__TO BE DONE__
Your task is to transcribe the records exactly, skipping every image.

[Stored data]
══════════

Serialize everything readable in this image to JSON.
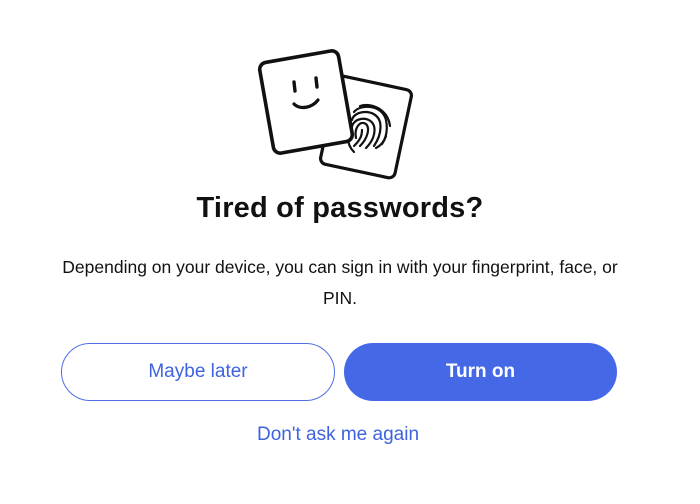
{
  "dialog": {
    "title": "Tired of passwords?",
    "body": "Depending on your device, you can sign in with your fingerprint, face, or PIN.",
    "secondary_button_label": "Maybe later",
    "primary_button_label": "Turn on",
    "dismiss_link_label": "Don't ask me again"
  },
  "illustration": {
    "front_card_icon": "smiley-face-icon",
    "back_card_icon": "fingerprint-icon"
  },
  "colors": {
    "accent": "#4468e6",
    "link": "#3f63e0",
    "text": "#111111",
    "background": "#ffffff"
  }
}
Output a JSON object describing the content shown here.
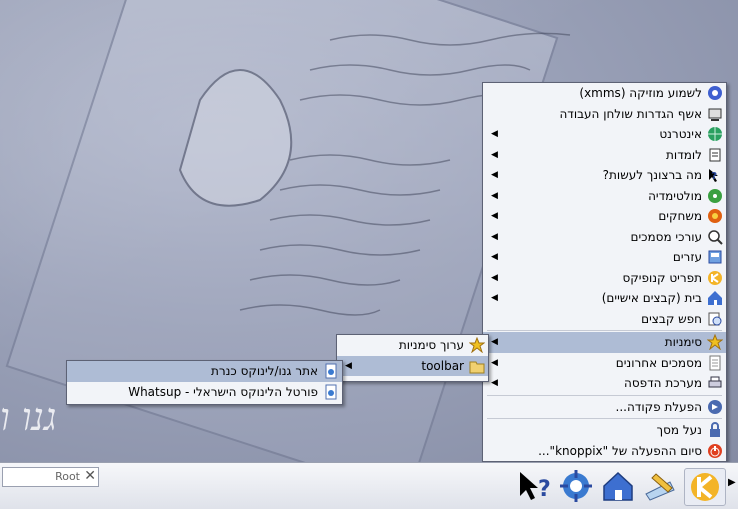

══════════

__EXERCISE RESULT__
Serialize everything readable in this image to JSON.
{
  "dialog": {
    "title": "Tired of passwords?",
    "body": "Depending on your device, you can sign in with your fingerprint, face, or PIN.",
    "secondary_button_label": "Maybe later",
    "primary_button_label": "Turn on",
    "dismiss_link_label": "Don't ask me again"
  },
  "illustration": {
    "front_card_icon": "smiley-face-icon",
    "back_card_icon": "fingerprint-icon"
  },
  "colors": {
    "accent": "#4468e6",
    "link": "#3f63e0",
    "text": "#111111",
    "background": "#ffffff"
  }
}
Output a JSON object describing the content shown here.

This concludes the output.